◆ Alıntılanan metin:
● ● ● ● ● ● ●

Ender’in sorunu kafasında

Rytas-Fenerbahçe Ülker maçı bizi çok sevindirdi. Litvanya, Avrupa’nın en çok oyuncu yetiştiren en iyi basketbolunu oynayan ülkelerinin başında gelir. Basketbol ABD’de keşfedildi. Avrupa’ya gelişi ise Litvanya’dan başladı. Litvanya’ya basketbolu getiren Amerikalı bir papazdı. Papazın basketbol anlayışı hareketli serbest oyun tarzıydı. Bu yüzden serbest oyunda oyuncular daha özgür oynayıp, yeteneklerini daha çok kullanma şansı buluyorlardı. Bu devirde yetişen yıldızlar arasında Sabonis, Kurtinaitis gibi birçok oyuncu vardı. Ama bugünkü durumları farklı; hala 37 yaşındaki Jasikevicius’tan medet umuyorlar. Takımdaki en iyi oyuncu basketbolcu mu karikatür mü belli olmayan El Amin gözüküyor.

● ● ● ● ● ● ●

[Kayıtlı öğeler]
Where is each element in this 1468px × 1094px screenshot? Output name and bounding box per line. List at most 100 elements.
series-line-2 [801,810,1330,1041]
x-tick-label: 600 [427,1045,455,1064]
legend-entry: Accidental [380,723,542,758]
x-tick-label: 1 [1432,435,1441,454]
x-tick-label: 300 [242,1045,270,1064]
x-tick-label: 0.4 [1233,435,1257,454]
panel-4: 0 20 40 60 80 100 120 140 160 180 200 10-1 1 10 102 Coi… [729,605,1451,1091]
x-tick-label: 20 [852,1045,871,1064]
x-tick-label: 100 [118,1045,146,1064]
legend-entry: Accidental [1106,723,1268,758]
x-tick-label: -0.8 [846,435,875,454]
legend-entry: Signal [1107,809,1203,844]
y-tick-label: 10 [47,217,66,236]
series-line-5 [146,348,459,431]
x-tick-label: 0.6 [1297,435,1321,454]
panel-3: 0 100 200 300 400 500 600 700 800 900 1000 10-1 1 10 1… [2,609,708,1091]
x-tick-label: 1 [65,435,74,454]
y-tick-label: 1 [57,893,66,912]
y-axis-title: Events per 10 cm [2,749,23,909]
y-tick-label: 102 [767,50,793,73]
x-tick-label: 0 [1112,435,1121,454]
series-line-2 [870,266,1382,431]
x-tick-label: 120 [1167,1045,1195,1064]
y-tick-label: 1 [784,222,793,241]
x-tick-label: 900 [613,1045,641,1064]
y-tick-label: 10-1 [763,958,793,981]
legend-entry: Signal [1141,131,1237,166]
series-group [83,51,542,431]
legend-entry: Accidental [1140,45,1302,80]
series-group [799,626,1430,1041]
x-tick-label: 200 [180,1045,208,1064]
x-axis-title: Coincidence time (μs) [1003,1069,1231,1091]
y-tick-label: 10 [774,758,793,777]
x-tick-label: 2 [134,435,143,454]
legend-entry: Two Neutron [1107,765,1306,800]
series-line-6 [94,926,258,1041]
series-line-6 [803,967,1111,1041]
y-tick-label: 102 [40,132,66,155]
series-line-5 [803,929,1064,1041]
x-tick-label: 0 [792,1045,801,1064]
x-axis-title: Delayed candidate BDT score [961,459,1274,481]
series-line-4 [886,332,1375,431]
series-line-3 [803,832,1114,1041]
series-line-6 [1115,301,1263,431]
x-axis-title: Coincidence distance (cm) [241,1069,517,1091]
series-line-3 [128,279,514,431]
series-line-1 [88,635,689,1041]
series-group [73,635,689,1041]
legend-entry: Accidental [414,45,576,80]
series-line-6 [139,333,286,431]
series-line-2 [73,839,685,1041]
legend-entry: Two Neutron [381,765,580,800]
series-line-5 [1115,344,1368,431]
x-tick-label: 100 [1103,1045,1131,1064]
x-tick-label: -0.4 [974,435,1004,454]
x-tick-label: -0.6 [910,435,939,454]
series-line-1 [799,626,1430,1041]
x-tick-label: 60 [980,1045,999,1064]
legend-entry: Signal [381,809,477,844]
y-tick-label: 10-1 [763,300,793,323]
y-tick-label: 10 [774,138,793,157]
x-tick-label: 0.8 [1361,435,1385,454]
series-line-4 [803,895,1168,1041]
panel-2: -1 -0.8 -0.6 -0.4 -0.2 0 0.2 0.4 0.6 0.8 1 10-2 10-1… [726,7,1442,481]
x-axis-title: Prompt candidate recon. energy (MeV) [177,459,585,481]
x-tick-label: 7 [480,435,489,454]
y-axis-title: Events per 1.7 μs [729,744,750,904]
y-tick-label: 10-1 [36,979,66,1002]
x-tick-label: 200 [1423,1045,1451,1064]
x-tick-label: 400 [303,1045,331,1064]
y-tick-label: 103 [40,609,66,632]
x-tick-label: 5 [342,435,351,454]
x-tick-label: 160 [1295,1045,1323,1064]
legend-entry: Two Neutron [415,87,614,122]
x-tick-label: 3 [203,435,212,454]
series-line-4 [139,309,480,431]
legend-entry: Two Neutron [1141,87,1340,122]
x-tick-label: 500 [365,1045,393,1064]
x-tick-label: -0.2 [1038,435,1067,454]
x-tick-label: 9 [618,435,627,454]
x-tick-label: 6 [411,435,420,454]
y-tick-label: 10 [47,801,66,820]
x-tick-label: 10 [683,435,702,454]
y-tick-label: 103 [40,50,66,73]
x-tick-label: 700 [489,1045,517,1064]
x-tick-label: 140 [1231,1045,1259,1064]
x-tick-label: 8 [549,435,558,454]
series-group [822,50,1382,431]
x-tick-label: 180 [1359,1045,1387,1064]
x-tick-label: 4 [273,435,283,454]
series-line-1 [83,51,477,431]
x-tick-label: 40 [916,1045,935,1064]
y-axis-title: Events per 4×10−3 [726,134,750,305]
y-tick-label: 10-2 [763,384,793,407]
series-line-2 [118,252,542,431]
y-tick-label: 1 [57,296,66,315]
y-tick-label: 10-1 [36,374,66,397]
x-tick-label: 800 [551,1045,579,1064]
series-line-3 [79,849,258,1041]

● ● ● ● ● ● ●

◆ İstem:
Basketbolla ilgili metindeki "Rytas-Fenerbahçe Ülker maçı bizi çok sevindirdi" diye başlayan paragrafı, ana bilgileri koruyarak madde madde kısaltın. Bu materyal, metinden ayrı ve bağımsızdır.

◆ Bu görevin çıktısı:
- Rytas-Fenerbahçe Ülker maçı bizi çok sevindirdi.
- Litvanya, Avrupa'nın en çok oyuncu yetiştiren ve en iyi basketbolu oynayan ülkelerinin başında gelir.
- Basketbol ABD'de keşfedildi ve Avrupa'ya Litvanya'dan yayıldı.
- Litvanya'ya basketbolu Amerikalı bir papaz getirdi. Papaz hareketli, serbest bir oyun tarzını benimsiyordu. Bu tarzda oyuncular daha özgür oynayıp yeteneklerini daha çok kullanabiliyordu.
- O devirde Sabonis ve Kurtinaitis gibi birçok yıldız yetişti.
- Bugün durum farklı: Hâlâ 37 yaşındaki Jasikevicius'tan medet umuluyor. Takımdaki en iyi oyuncu ise El Amin gözüküyor.